» The problem
Reproduce the material in full, unchanged.

» Rows

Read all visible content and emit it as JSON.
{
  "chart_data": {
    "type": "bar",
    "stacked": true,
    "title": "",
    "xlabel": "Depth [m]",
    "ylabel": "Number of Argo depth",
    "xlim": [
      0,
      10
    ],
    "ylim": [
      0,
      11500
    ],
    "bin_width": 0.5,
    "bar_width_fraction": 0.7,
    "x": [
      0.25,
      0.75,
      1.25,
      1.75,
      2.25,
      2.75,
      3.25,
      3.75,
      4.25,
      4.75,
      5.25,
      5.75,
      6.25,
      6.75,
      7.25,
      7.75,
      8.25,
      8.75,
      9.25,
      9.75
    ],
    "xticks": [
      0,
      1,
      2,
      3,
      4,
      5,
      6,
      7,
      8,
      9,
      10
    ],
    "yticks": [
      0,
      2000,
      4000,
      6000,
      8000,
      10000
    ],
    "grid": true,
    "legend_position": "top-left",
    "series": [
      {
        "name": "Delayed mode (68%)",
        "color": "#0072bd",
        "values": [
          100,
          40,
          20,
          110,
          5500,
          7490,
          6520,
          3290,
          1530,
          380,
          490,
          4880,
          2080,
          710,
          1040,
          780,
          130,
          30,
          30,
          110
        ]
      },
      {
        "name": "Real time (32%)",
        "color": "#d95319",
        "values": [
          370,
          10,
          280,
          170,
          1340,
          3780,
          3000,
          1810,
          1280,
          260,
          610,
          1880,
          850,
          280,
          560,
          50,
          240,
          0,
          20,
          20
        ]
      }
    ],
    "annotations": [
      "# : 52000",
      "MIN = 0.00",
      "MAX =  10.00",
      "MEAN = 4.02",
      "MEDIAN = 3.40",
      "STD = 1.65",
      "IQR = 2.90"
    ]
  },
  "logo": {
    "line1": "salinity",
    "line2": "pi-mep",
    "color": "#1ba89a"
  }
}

» Result of the task
Read all visible content and emit it as JSON.
{
  "chart_data": {
    "type": "bar",
    "stacked": true,
    "title": "",
    "xlabel": "Depth [m]",
    "ylabel": "Number of Argo depth",
    "xlim": [
      0,
      10
    ],
    "ylim": [
      0,
      11500
    ],
    "bin_width": 0.5,
    "bar_width_fraction": 0.7,
    "x": [
      0.25,
      0.75,
      1.25,
      1.75,
      2.25,
      2.75,
      3.25,
      3.75,
      4.25,
      4.75,
      5.25,
      5.75,
      6.25,
      6.75,
      7.25,
      7.75,
      8.25,
      8.75,
      9.25,
      9.75
    ],
    "xticks": [
      0,
      1,
      2,
      3,
      4,
      5,
      6,
      7,
      8,
      9,
      10
    ],
    "yticks": [
      0,
      2000,
      4000,
      6000,
      8000,
      10000
    ],
    "grid": true,
    "legend_position": "top-left",
    "series": [
      {
        "name": "Delayed mode (68%)",
        "color": "#0072bd",
        "values": [
          100,
          40,
          20,
          110,
          5500,
          7490,
          6520,
          3290,
          1530,
          380,
          490,
          4880,
          2080,
          710,
          1040,
          780,
          130,
          30,
          30,
          110
        ]
      },
      {
        "name": "Real time (32%)",
        "color": "#d95319",
        "values": [
          370,
          10,
          280,
          170,
          1340,
          3780,
          3000,
          1810,
          1280,
          260,
          610,
          1880,
          850,
          280,
          560,
          50,
          240,
          0,
          20,
          20
        ]
      }
    ],
    "annotations": [
      "# : 52000",
      "MIN = 0.00",
      "MAX =  10.00",
      "MEAN = 4.02",
      "MEDIAN = 3.40",
      "STD = 1.65",
      "IQR = 2.90"
    ]
  },
  "logo": {
    "line1": "salinity",
    "line2": "pi-mep",
    "color": "#1ba89a"
  }
}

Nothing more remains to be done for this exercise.